▶ What the exercise asks:
In the listing that follows, how many lines contain the string "контролируют"? Provide only the number.

(Data records)
######
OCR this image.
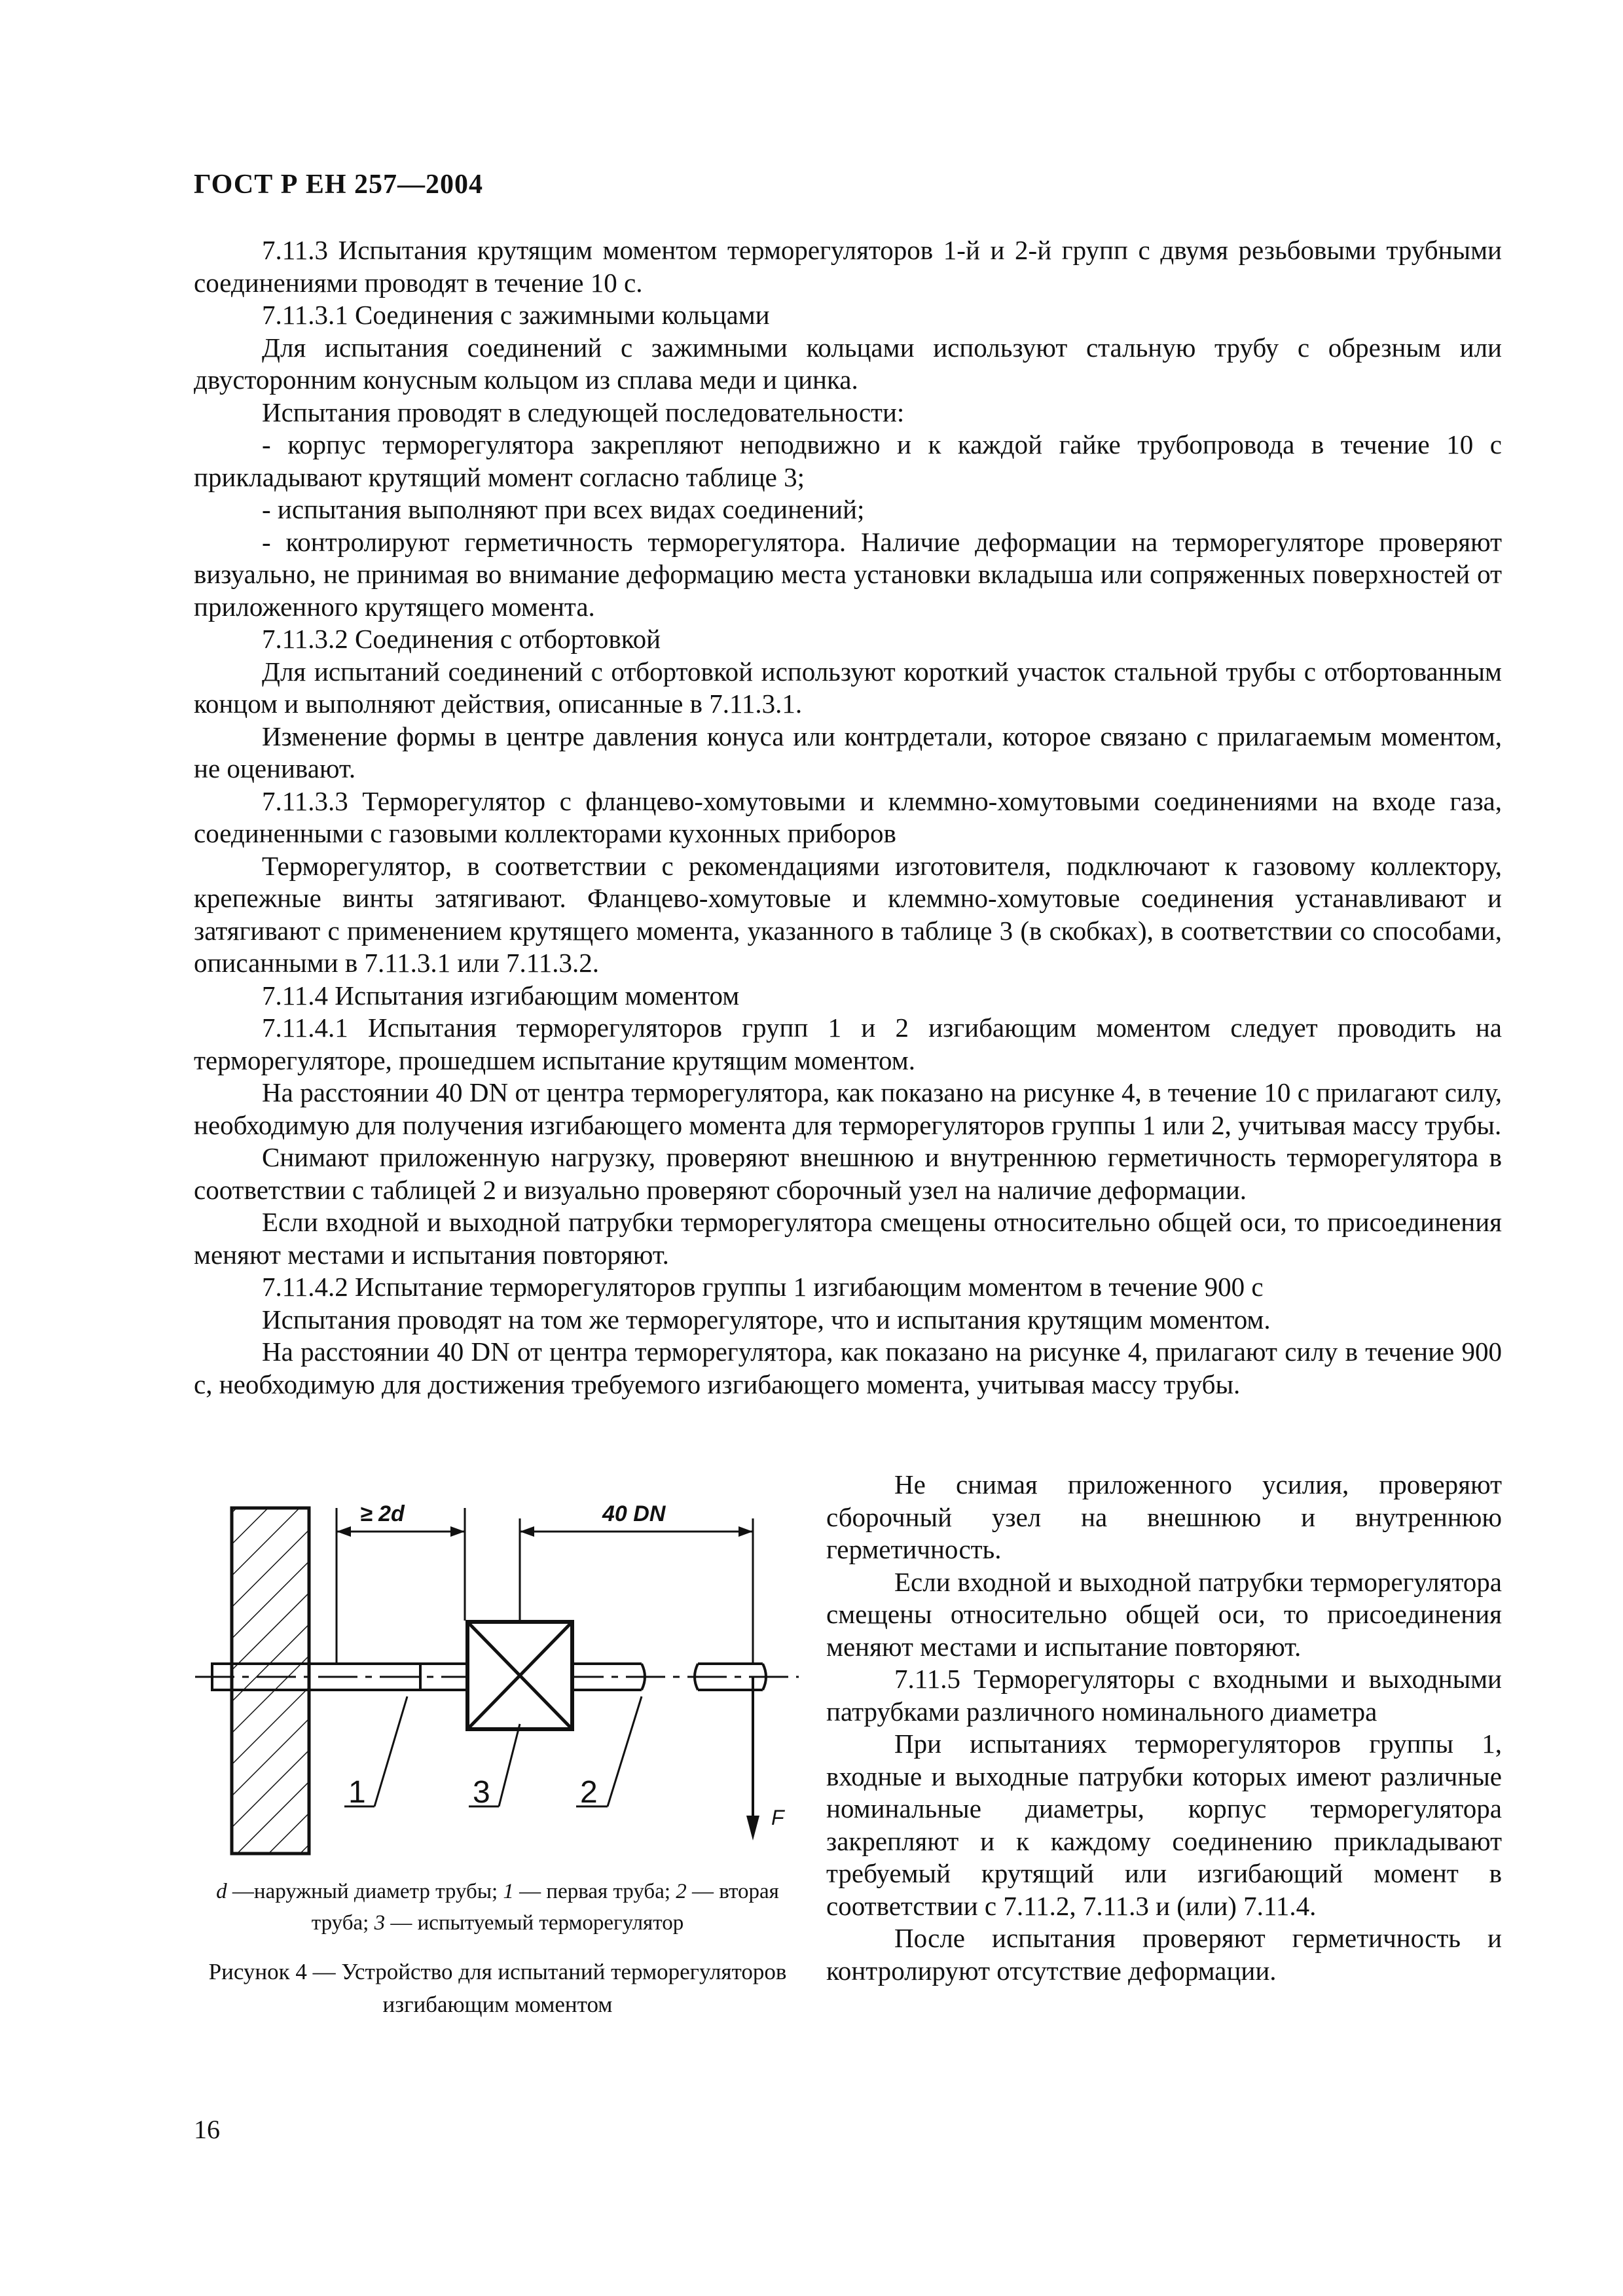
ГОСТ Р ЕН 257—2004

7.11.3 Испытания крутящим моментом терморегуляторов 1-й и 2-й групп с двумя резьбовыми трубными соединениями проводят в течение 10 с.

7.11.3.1 Соединения с зажимными кольцами

Для испытания соединений с зажимными кольцами используют стальную трубу с обрезным или двусторонним конусным кольцом из сплава меди и цинка.

Испытания проводят в следующей последовательности:

- корпус терморегулятора закрепляют неподвижно и к каждой гайке трубопровода в течение 10 с прикладывают крутящий момент согласно таблице 3;

- испытания выполняют при всех видах соединений;

- контролируют герметичность терморегулятора. Наличие деформации на терморегуляторе проверяют визуально, не принимая во внимание деформацию места установки вкладыша или сопряженных поверхностей от приложенного крутящего момента.

7.11.3.2 Соединения с отбортовкой

Для испытаний соединений с отбортовкой используют короткий участок стальной трубы с отбортованным концом и выполняют действия, описанные в 7.11.3.1.

Изменение формы в центре давления конуса или контрдетали, которое связано с прилагаемым моментом, не оценивают.

7.11.3.3 Терморегулятор с фланцево-хомутовыми и клеммно-хомутовыми соединениями на входе газа, соединенными с газовыми коллекторами кухонных приборов

Терморегулятор, в соответствии с рекомендациями изготовителя, подключают к газовому коллектору, крепежные винты затягивают. Фланцево-хомутовые и клеммно-хомутовые соединения устанавливают и затягивают с применением крутящего момента, указанного в таблице 3 (в скобках), в соответствии со способами, описанными в 7.11.3.1 или 7.11.3.2.

7.11.4 Испытания изгибающим моментом

7.11.4.1 Испытания терморегуляторов групп 1 и 2 изгибающим моментом следует проводить на терморегуляторе, прошедшем испытание крутящим моментом.

На расстоянии 40 DN от центра терморегулятора, как показано на рисунке 4, в течение 10 с прилагают силу, необходимую для получения изгибающего момента для терморегуляторов группы 1 или 2, учитывая массу трубы.

Снимают приложенную нагрузку, проверяют внешнюю и внутреннюю герметичность терморегулятора в соответствии с таблицей 2 и визуально проверяют сборочный узел на наличие деформации.

Если входной и выходной патрубки терморегулятора смещены относительно общей оси, то присоединения меняют местами и испытания повторяют.

7.11.4.2 Испытание терморегуляторов группы 1 изгибающим моментом в течение 900 с

Испытания проводят на том же терморегуляторе, что и испытания крутящим моментом.

На расстоянии 40 DN от центра терморегулятора, как показано на рисунке 4, прилагают силу в течение 900 с, необходимую для достижения требуемого изгибающего момента, учитывая массу трубы.

≥ 2d	40 DN
F
1	3	2
d —наружный диаметр трубы; 1 — первая труба; 2 — вторая труба; 3 — испытуемый терморегулятор
Рисунок 4 — Устройство для испытаний терморегуляторов изгибающим моментом

Не снимая приложенного усилия, проверяют сборочный узел на внешнюю и внутреннюю герметичность.

Если входной и выходной патрубки терморегулятора смещены относительно общей оси, то присоединения меняют местами и испытание повторяют.

7.11.5 Терморегуляторы с входными и выходными патрубками различного номинального диаметра

При испытаниях терморегуляторов группы 1, входные и выходные патрубки которых имеют различные номинальные диаметры, корпус терморегулятора закрепляют и к каждому соединению прикладывают требуемый крутящий или изгибающий момент в соответствии с 7.11.2, 7.11.3 и (или) 7.11.4.

После испытания проверяют герметичность и контролируют отсутствие деформации.

16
######
▶ Complete response:
2